# [Material provided]
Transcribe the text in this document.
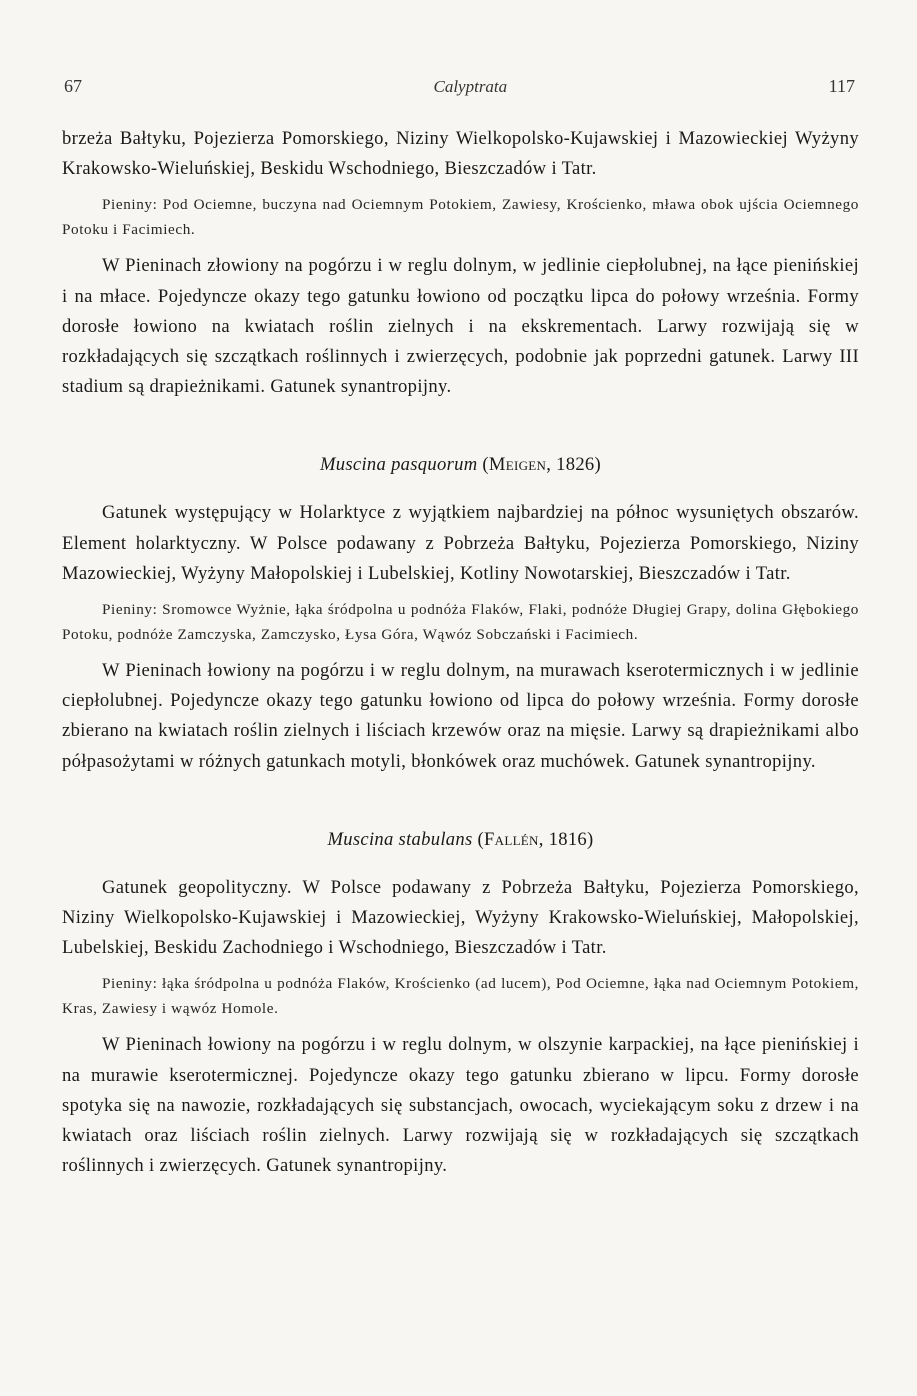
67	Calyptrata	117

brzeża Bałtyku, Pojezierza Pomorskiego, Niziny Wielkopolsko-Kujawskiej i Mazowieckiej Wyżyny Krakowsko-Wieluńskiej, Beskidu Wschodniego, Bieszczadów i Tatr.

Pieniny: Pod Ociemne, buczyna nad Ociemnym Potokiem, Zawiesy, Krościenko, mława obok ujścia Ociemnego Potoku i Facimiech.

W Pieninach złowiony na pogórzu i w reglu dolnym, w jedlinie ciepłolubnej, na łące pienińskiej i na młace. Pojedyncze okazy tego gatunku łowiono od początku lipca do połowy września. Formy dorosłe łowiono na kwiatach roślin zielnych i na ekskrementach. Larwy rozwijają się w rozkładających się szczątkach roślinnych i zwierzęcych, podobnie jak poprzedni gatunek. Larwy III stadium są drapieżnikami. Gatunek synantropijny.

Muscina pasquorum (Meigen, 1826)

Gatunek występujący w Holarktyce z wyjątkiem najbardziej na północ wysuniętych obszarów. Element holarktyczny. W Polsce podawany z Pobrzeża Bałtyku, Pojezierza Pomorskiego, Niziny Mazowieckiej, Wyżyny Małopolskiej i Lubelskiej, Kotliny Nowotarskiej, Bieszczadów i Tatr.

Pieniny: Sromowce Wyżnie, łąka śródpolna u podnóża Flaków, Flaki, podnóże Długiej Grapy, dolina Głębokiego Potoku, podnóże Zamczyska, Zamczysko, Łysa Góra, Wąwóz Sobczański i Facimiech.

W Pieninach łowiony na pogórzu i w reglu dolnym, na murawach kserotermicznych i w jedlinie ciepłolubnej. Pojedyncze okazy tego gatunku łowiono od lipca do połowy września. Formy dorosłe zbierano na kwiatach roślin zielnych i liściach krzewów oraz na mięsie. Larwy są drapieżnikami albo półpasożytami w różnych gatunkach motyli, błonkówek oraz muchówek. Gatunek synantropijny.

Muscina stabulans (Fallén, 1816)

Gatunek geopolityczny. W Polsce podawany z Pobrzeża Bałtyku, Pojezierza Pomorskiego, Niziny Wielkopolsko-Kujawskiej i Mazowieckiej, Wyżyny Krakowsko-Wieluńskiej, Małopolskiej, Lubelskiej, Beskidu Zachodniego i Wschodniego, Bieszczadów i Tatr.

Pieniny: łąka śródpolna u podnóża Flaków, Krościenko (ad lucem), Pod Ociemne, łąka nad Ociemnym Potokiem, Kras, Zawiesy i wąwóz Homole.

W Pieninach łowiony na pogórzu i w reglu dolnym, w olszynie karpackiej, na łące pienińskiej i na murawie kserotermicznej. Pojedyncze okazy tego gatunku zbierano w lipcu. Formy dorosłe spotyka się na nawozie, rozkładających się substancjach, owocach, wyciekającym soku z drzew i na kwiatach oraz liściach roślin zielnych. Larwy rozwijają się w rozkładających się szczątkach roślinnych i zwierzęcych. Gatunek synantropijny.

# [Aim]
Go through the preceding material and copy each line that has the word "ciepłolubnej".

# [The output]
W Pieninach złowiony na pogórzu i w reglu dolnym, w jedlinie ciepłolubnej, na łące pienińskiej i na młace. Pojedyncze okazy tego gatunku łowiono od początku lipca do połowy września. Formy dorosłe łowiono na kwiatach roślin zielnych i na ekskrementach. Larwy rozwijają się w rozkładających się szczątkach roślinnych i zwierzęcych, podobnie jak poprzedni gatunek. Larwy III stadium są drapieżnikami. Gatunek synantropijny.
W Pieninach łowiony na pogórzu i w reglu dolnym, na murawach kserotermicznych i w jedlinie ciepłolubnej. Pojedyncze okazy tego gatunku łowiono od lipca do połowy września. Formy dorosłe zbierano na kwiatach roślin zielnych i liściach krzewów oraz na mięsie. Larwy są drapieżnikami albo półpasożytami w różnych gatunkach motyli, błonkówek oraz muchówek. Gatunek synantropijny.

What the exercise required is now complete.